### Task details
Repeat every record below exactly, leaving out the pictures.

↓↓↓

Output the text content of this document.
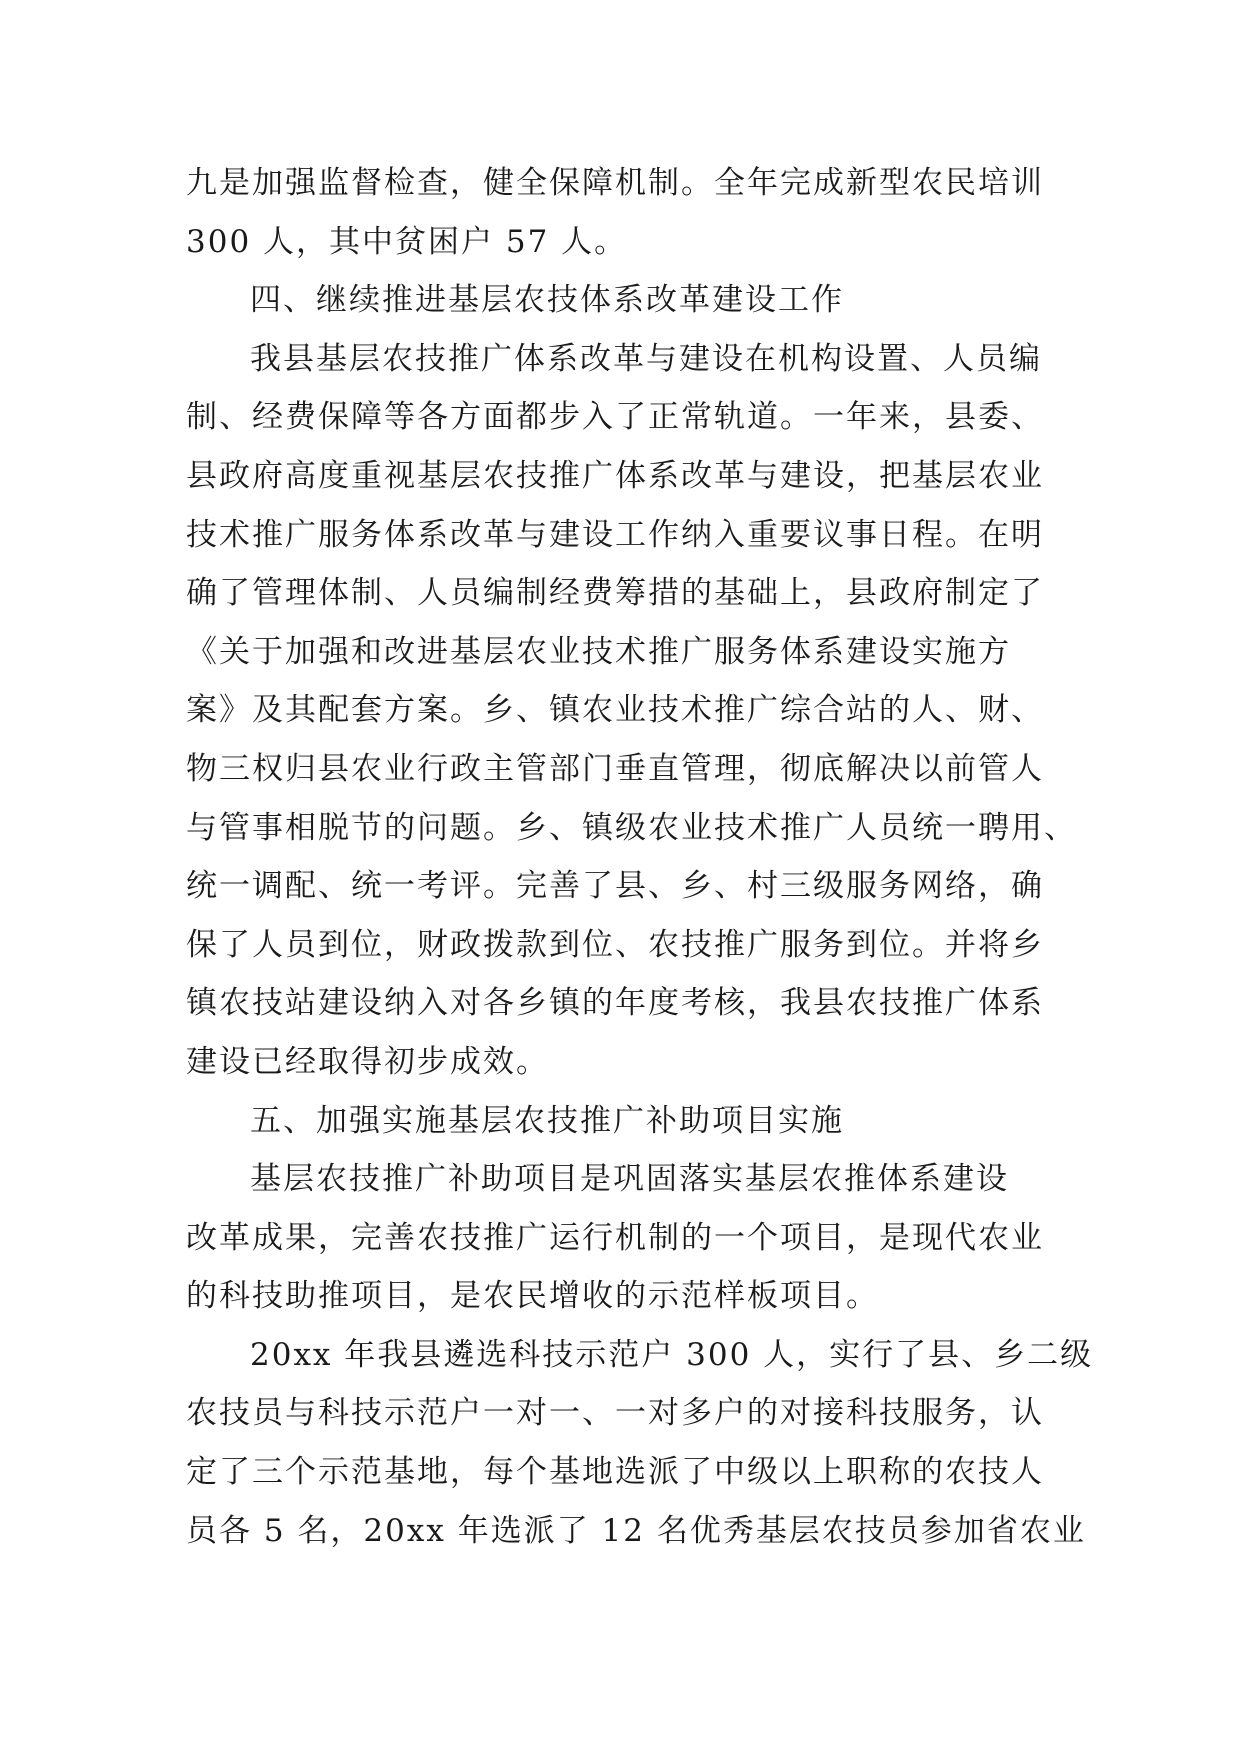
九是加强监督检查，健全保障机制。全年完成新型农民培训
300 人，其中贫困户 57 人。
四、继续推进基层农技体系改革建设工作
我县基层农技推广体系改革与建设在机构设置、人员编
制、经费保障等各方面都步入了正常轨道。一年来，县委、
县政府高度重视基层农技推广体系改革与建设，把基层农业
技术推广服务体系改革与建设工作纳入重要议事日程。在明
确了管理体制、人员编制经费筹措的基础上，县政府制定了
《关于加强和改进基层农业技术推广服务体系建设实施方
案》及其配套方案。乡、镇农业技术推广综合站的人、财、
物三权归县农业行政主管部门垂直管理，彻底解决以前管人
与管事相脱节的问题。乡、镇级农业技术推广人员统一聘用、
统一调配、统一考评。完善了县、乡、村三级服务网络，确
保了人员到位，财政拨款到位、农技推广服务到位。并将乡
镇农技站建设纳入对各乡镇的年度考核，我县农技推广体系
建设已经取得初步成效。
五、加强实施基层农技推广补助项目实施
基层农技推广补助项目是巩固落实基层农推体系建设
改革成果，完善农技推广运行机制的一个项目，是现代农业
的科技助推项目，是农民增收的示范样板项目。
20xx 年我县遴选科技示范户 300 人，实行了县、乡二级
农技员与科技示范户一对一、一对多户的对接科技服务，认
定了三个示范基地，每个基地选派了中级以上职称的农技人
员各 5 名，20xx 年选派了 12 名优秀基层农技员参加省农业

↑↑↑

### Result for this exercise
Output the text content of this document.
九是加强监督检查，健全保障机制。全年完成新型农民培训
300 人，其中贫困户 57 人。
四、继续推进基层农技体系改革建设工作
我县基层农技推广体系改革与建设在机构设置、人员编
制、经费保障等各方面都步入了正常轨道。一年来，县委、
县政府高度重视基层农技推广体系改革与建设，把基层农业
技术推广服务体系改革与建设工作纳入重要议事日程。在明
确了管理体制、人员编制经费筹措的基础上，县政府制定了
《关于加强和改进基层农业技术推广服务体系建设实施方
案》及其配套方案。乡、镇农业技术推广综合站的人、财、
物三权归县农业行政主管部门垂直管理，彻底解决以前管人
与管事相脱节的问题。乡、镇级农业技术推广人员统一聘用、
统一调配、统一考评。完善了县、乡、村三级服务网络，确
保了人员到位，财政拨款到位、农技推广服务到位。并将乡
镇农技站建设纳入对各乡镇的年度考核，我县农技推广体系
建设已经取得初步成效。
五、加强实施基层农技推广补助项目实施
基层农技推广补助项目是巩固落实基层农推体系建设
改革成果，完善农技推广运行机制的一个项目，是现代农业
的科技助推项目，是农民增收的示范样板项目。
20xx 年我县遴选科技示范户 300 人，实行了县、乡二级
农技员与科技示范户一对一、一对多户的对接科技服务，认
定了三个示范基地，每个基地选派了中级以上职称的农技人
员各 5 名，20xx 年选派了 12 名优秀基层农技员参加省农业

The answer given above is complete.